* Your objective *
Using the material that follows, identify and copy each line with the string "کلاسهای".
☆ ☆ ☆ ☆ ☆ ☆ ☆
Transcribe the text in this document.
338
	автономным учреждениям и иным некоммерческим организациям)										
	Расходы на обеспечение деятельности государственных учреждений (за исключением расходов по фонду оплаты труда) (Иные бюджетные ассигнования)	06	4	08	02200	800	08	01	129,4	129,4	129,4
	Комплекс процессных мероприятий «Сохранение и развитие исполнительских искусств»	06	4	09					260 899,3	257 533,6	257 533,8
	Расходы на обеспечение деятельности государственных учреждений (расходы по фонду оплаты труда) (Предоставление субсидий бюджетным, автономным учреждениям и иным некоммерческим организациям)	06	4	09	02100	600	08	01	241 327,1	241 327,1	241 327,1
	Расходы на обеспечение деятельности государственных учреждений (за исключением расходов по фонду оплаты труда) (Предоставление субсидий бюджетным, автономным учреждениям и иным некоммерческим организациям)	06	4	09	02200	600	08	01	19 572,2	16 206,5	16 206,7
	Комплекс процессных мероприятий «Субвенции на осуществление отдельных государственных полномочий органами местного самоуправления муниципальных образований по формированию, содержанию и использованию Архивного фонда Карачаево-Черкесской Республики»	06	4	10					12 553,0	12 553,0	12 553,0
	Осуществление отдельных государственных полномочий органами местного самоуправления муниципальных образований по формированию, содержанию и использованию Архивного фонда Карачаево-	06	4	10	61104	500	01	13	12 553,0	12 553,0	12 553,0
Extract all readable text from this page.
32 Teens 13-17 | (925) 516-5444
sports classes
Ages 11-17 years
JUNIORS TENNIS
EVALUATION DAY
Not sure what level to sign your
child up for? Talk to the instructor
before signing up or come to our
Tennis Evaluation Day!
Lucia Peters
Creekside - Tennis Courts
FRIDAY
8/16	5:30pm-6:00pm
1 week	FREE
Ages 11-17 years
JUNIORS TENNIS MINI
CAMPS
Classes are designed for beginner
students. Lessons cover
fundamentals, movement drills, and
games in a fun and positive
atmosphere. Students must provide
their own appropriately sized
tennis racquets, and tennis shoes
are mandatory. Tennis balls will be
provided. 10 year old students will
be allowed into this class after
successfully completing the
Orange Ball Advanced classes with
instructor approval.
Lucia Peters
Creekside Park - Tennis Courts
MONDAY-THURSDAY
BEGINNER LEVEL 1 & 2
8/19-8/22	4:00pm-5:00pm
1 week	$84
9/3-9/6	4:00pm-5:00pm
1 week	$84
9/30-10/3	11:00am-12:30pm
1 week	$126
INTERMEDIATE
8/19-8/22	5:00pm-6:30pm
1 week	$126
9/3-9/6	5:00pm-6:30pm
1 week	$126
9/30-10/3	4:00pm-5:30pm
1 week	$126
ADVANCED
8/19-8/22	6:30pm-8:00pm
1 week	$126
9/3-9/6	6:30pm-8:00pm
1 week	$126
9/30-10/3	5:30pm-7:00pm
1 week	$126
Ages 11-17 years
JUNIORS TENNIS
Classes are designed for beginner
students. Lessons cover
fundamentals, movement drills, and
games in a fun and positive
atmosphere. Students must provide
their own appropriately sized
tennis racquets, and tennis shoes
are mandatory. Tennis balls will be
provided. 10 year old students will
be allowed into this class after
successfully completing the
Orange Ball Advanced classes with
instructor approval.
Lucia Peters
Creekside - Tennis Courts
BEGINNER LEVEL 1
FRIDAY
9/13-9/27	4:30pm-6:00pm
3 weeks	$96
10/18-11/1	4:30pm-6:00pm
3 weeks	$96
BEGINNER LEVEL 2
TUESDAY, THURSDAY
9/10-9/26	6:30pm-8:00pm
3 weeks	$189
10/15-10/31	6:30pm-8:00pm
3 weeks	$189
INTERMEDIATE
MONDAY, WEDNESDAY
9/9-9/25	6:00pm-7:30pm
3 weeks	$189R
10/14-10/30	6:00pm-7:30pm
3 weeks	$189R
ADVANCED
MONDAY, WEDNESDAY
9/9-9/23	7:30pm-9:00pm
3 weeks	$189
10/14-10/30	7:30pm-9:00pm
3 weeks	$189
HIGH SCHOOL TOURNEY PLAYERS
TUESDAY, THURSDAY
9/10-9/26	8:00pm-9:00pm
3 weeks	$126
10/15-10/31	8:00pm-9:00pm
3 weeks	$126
☆ ☆ ☆ ☆ ☆ ☆ ☆
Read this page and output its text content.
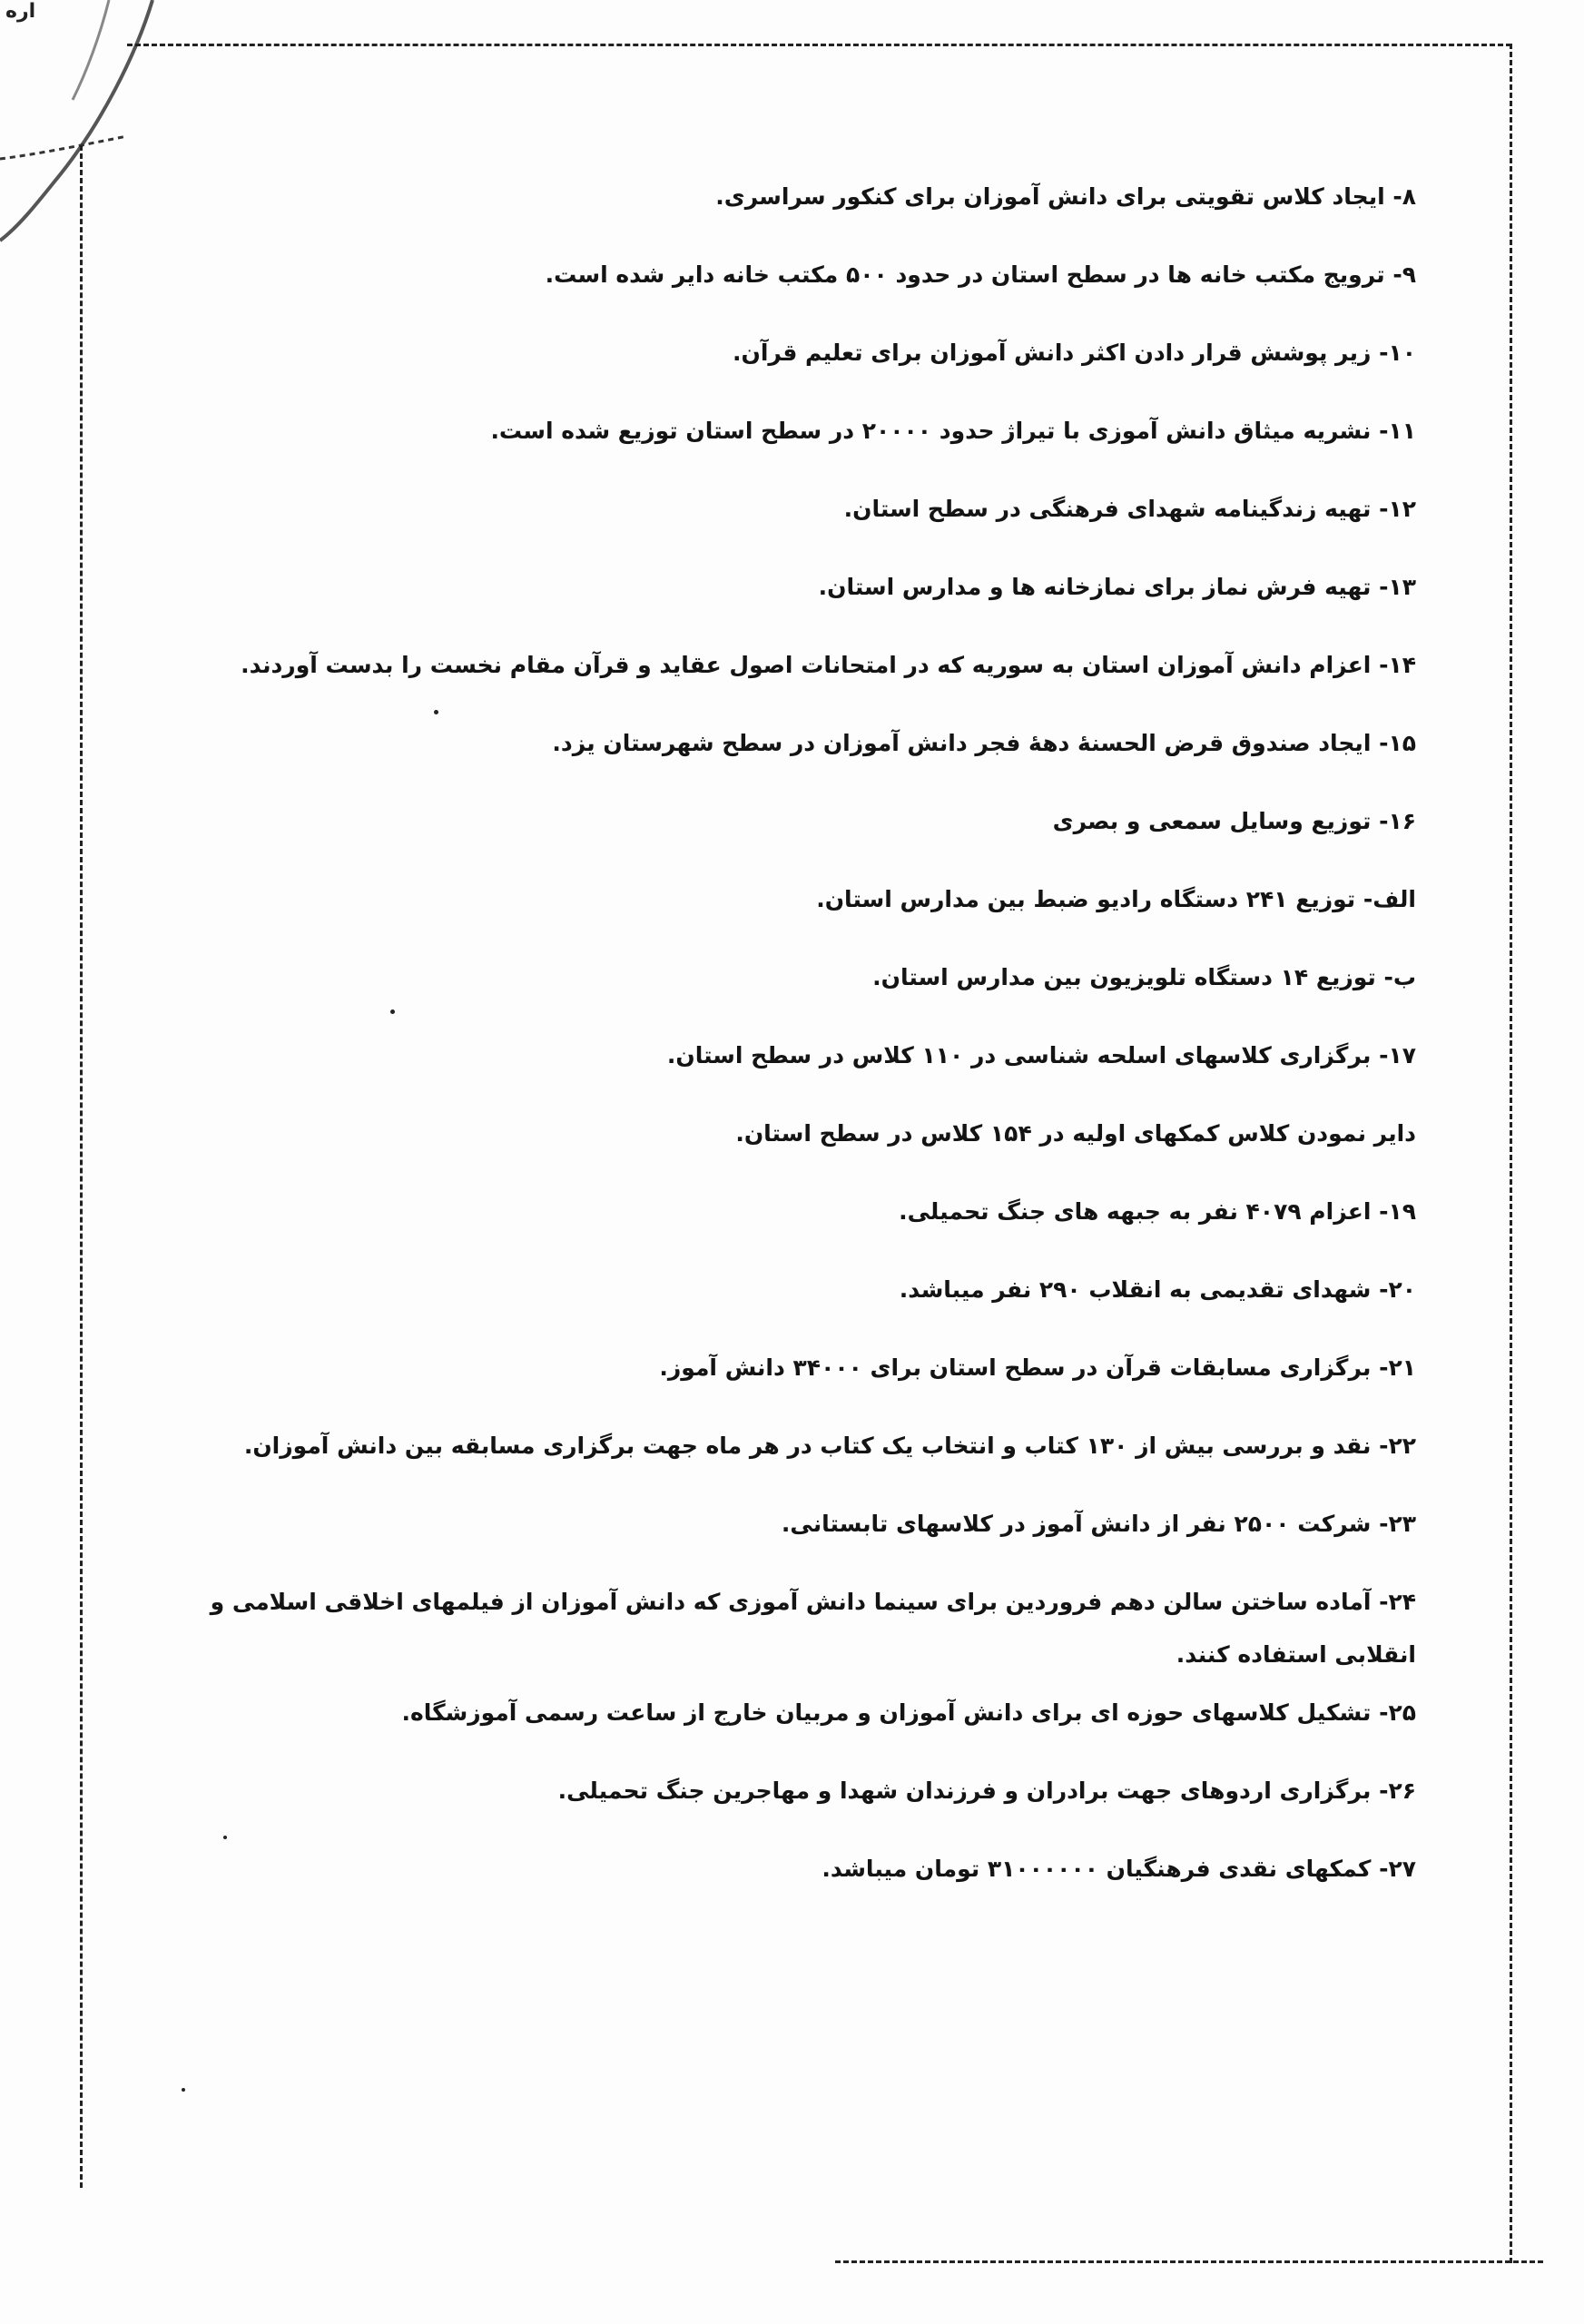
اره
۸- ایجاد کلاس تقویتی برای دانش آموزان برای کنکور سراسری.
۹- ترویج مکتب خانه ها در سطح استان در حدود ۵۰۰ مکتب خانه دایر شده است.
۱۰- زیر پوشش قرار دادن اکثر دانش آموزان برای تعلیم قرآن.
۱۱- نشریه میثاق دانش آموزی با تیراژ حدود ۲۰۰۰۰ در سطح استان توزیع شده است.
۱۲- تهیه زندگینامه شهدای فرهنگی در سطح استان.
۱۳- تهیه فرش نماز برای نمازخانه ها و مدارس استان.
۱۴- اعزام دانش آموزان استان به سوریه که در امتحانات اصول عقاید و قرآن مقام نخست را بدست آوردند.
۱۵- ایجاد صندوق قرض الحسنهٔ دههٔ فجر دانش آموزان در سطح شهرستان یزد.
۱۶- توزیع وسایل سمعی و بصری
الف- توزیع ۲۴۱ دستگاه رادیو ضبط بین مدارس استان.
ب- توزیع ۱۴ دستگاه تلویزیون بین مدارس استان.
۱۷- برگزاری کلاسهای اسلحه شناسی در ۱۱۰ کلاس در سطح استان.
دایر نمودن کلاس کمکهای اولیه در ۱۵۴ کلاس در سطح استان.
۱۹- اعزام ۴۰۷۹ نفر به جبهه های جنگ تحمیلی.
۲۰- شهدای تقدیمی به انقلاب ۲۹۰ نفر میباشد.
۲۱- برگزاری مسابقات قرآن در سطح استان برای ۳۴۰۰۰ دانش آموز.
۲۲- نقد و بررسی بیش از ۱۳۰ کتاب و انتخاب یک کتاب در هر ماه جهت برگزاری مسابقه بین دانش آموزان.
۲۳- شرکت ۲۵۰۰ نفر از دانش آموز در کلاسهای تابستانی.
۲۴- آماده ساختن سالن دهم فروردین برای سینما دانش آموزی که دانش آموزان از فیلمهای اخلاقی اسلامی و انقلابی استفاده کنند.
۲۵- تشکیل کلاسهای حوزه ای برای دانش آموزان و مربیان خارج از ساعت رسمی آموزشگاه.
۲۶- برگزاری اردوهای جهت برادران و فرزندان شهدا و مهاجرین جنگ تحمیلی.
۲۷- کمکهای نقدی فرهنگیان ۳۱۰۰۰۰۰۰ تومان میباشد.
☆ ☆ ☆ ☆ ☆ ☆ ☆
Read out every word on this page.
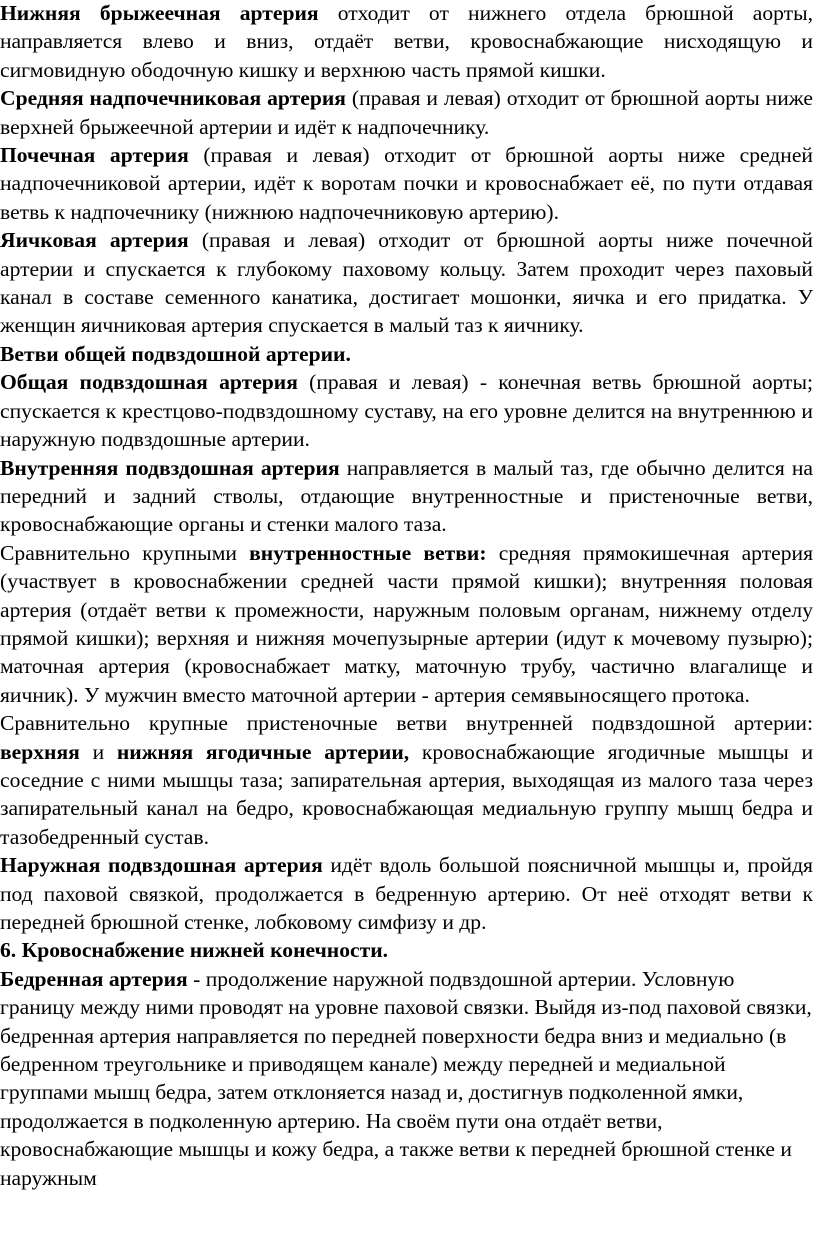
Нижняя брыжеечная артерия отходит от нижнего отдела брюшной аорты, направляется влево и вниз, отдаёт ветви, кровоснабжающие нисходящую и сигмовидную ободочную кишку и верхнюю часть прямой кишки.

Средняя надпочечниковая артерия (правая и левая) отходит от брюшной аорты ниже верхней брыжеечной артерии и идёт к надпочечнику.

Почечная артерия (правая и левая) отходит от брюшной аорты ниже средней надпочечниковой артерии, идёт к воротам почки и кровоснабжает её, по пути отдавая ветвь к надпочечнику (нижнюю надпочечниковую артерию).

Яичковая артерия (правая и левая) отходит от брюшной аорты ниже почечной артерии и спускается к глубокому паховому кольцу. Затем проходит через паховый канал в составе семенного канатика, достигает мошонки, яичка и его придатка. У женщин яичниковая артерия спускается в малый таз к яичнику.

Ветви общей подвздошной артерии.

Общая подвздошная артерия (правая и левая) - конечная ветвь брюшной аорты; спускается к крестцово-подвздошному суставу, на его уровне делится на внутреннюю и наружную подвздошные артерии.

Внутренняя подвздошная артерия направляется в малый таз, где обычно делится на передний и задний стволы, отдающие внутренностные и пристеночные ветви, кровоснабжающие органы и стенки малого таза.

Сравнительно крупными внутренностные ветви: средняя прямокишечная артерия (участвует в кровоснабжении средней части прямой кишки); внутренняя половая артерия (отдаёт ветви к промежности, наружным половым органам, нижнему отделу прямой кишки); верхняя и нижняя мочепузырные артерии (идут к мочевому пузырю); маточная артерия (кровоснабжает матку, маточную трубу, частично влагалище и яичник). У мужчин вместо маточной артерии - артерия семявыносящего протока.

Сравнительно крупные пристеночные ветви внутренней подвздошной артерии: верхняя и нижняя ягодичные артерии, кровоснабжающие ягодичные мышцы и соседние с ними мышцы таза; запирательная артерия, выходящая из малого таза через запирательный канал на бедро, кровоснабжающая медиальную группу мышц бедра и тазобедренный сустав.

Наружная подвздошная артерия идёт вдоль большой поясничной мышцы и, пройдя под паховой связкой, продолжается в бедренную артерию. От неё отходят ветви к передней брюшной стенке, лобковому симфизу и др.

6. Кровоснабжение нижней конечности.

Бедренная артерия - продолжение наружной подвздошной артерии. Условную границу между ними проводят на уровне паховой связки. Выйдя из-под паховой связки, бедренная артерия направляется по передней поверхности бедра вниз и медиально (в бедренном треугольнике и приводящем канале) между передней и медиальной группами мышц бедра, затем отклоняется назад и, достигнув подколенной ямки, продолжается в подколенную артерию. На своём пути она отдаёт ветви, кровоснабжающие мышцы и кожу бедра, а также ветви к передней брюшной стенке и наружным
☆ ☆ ☆ ☆ ☆ ☆ ☆
* Solution to this problem *
۱۷- برگزاری کلاسهای اسلحه شناسی در ۱۱۰ کلاس در سطح استان.
۲۳- شرکت ۲۵۰۰ نفر از دانش آموز در کلاسهای تابستانی.
۲۵- تشکیل کلاسهای حوزه ای برای دانش آموزان و مربیان خارج از ساعت رسمی آموزشگاه.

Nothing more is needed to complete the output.